— START —

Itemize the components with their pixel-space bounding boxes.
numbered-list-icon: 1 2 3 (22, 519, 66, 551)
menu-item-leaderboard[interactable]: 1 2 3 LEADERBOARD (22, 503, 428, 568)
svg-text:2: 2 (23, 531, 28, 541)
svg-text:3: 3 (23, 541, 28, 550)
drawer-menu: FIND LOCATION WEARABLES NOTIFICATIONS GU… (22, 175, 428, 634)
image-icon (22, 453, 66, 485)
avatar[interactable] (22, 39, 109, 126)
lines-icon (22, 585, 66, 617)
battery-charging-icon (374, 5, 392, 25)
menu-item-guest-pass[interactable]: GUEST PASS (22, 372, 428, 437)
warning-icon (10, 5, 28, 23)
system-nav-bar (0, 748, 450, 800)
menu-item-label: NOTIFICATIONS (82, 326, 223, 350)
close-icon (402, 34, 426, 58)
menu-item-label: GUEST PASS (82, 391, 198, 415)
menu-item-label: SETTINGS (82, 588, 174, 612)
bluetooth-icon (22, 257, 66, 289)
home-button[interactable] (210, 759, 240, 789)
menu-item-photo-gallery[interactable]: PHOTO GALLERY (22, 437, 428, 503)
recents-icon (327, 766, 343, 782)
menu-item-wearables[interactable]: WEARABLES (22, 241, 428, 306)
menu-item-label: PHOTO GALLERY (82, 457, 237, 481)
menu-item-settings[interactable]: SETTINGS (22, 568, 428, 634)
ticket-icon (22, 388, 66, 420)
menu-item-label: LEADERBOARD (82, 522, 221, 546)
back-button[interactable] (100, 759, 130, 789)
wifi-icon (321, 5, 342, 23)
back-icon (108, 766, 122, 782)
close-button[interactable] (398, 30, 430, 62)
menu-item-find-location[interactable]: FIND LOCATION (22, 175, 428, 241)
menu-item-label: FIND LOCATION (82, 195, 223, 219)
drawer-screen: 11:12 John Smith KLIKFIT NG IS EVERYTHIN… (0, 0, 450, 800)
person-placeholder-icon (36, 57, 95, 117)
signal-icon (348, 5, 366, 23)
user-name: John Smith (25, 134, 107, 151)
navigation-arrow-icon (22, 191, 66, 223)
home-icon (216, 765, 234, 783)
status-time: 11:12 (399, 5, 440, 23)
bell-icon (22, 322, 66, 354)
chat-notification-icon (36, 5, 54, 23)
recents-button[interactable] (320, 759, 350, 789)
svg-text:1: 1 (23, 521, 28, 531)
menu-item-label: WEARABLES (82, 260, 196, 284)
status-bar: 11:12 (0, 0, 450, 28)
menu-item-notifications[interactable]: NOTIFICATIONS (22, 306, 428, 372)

— END —

WHAT THE TASK ASKS =>
Locate every line in the records that contains the word "LEADERBOARD" and copy each one.

WRITTEN SOLUTION =>
menu-item-leaderboard[interactable]: 1 2 3 LEADERBOARD (22, 503, 428, 568)
menu-item-label: LEADERBOARD (82, 522, 221, 546)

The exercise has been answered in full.